* Given problem
Each record below should appear again exactly as written.

* Information supplied
————

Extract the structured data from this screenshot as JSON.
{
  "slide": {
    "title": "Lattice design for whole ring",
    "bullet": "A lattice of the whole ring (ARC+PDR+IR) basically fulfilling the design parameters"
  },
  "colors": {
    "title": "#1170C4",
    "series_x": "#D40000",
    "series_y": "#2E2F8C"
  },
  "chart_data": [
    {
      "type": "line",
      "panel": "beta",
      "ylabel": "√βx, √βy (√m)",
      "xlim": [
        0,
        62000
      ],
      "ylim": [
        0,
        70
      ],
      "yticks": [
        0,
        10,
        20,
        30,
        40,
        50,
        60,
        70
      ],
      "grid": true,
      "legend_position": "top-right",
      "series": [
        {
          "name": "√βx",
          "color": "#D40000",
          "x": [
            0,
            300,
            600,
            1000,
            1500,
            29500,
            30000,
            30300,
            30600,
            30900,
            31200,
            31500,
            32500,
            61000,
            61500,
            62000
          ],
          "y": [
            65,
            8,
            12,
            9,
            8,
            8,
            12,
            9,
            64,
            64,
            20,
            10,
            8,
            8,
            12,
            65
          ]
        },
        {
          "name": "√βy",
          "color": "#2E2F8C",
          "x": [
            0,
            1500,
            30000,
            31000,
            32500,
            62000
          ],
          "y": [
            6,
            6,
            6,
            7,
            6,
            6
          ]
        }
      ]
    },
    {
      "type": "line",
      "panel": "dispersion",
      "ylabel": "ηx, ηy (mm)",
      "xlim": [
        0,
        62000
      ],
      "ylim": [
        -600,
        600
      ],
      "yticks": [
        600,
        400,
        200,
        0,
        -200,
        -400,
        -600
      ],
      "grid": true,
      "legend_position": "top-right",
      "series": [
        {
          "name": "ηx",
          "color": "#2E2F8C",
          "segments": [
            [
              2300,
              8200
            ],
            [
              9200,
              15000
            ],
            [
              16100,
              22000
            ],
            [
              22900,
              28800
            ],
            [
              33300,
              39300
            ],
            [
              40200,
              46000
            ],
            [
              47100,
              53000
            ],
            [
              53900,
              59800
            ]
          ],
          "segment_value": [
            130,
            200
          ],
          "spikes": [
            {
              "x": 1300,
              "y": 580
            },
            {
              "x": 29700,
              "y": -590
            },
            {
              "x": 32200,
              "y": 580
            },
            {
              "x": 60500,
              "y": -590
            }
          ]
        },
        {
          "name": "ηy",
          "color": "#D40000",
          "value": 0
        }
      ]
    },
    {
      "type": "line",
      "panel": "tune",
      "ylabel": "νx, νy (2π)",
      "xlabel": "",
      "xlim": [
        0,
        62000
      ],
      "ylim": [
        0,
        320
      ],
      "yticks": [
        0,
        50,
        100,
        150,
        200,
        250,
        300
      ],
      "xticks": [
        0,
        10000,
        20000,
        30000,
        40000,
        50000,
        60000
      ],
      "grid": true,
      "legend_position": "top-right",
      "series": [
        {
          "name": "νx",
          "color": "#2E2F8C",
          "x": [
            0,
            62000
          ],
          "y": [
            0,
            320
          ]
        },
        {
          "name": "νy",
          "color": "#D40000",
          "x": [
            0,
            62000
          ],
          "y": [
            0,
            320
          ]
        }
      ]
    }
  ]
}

————

* The response
Extract the structured data from this screenshot as JSON.
{
  "slide": {
    "title": "Lattice design for whole ring",
    "bullet": "A lattice of the whole ring (ARC+PDR+IR) basically fulfilling the design parameters"
  },
  "colors": {
    "title": "#1170C4",
    "series_x": "#D40000",
    "series_y": "#2E2F8C"
  },
  "chart_data": [
    {
      "type": "line",
      "panel": "beta",
      "ylabel": "√βx, √βy (√m)",
      "xlim": [
        0,
        62000
      ],
      "ylim": [
        0,
        70
      ],
      "yticks": [
        0,
        10,
        20,
        30,
        40,
        50,
        60,
        70
      ],
      "grid": true,
      "legend_position": "top-right",
      "series": [
        {
          "name": "√βx",
          "color": "#D40000",
          "x": [
            0,
            300,
            600,
            1000,
            1500,
            29500,
            30000,
            30300,
            30600,
            30900,
            31200,
            31500,
            32500,
            61000,
            61500,
            62000
          ],
          "y": [
            65,
            8,
            12,
            9,
            8,
            8,
            12,
            9,
            64,
            64,
            20,
            10,
            8,
            8,
            12,
            65
          ]
        },
        {
          "name": "√βy",
          "color": "#2E2F8C",
          "x": [
            0,
            1500,
            30000,
            31000,
            32500,
            62000
          ],
          "y": [
            6,
            6,
            6,
            7,
            6,
            6
          ]
        }
      ]
    },
    {
      "type": "line",
      "panel": "dispersion",
      "ylabel": "ηx, ηy (mm)",
      "xlim": [
        0,
        62000
      ],
      "ylim": [
        -600,
        600
      ],
      "yticks": [
        600,
        400,
        200,
        0,
        -200,
        -400,
        -600
      ],
      "grid": true,
      "legend_position": "top-right",
      "series": [
        {
          "name": "ηx",
          "color": "#2E2F8C",
          "segments": [
            [
              2300,
              8200
            ],
            [
              9200,
              15000
            ],
            [
              16100,
              22000
            ],
            [
              22900,
              28800
            ],
            [
              33300,
              39300
            ],
            [
              40200,
              46000
            ],
            [
              47100,
              53000
            ],
            [
              53900,
              59800
            ]
          ],
          "segment_value": [
            130,
            200
          ],
          "spikes": [
            {
              "x": 1300,
              "y": 580
            },
            {
              "x": 29700,
              "y": -590
            },
            {
              "x": 32200,
              "y": 580
            },
            {
              "x": 60500,
              "y": -590
            }
          ]
        },
        {
          "name": "ηy",
          "color": "#D40000",
          "value": 0
        }
      ]
    },
    {
      "type": "line",
      "panel": "tune",
      "ylabel": "νx, νy (2π)",
      "xlabel": "",
      "xlim": [
        0,
        62000
      ],
      "ylim": [
        0,
        320
      ],
      "yticks": [
        0,
        50,
        100,
        150,
        200,
        250,
        300
      ],
      "xticks": [
        0,
        10000,
        20000,
        30000,
        40000,
        50000,
        60000
      ],
      "grid": true,
      "legend_position": "top-right",
      "series": [
        {
          "name": "νx",
          "color": "#2E2F8C",
          "x": [
            0,
            62000
          ],
          "y": [
            0,
            320
          ]
        },
        {
          "name": "νy",
          "color": "#D40000",
          "x": [
            0,
            62000
          ],
          "y": [
            0,
            320
          ]
        }
      ]
    }
  ]
}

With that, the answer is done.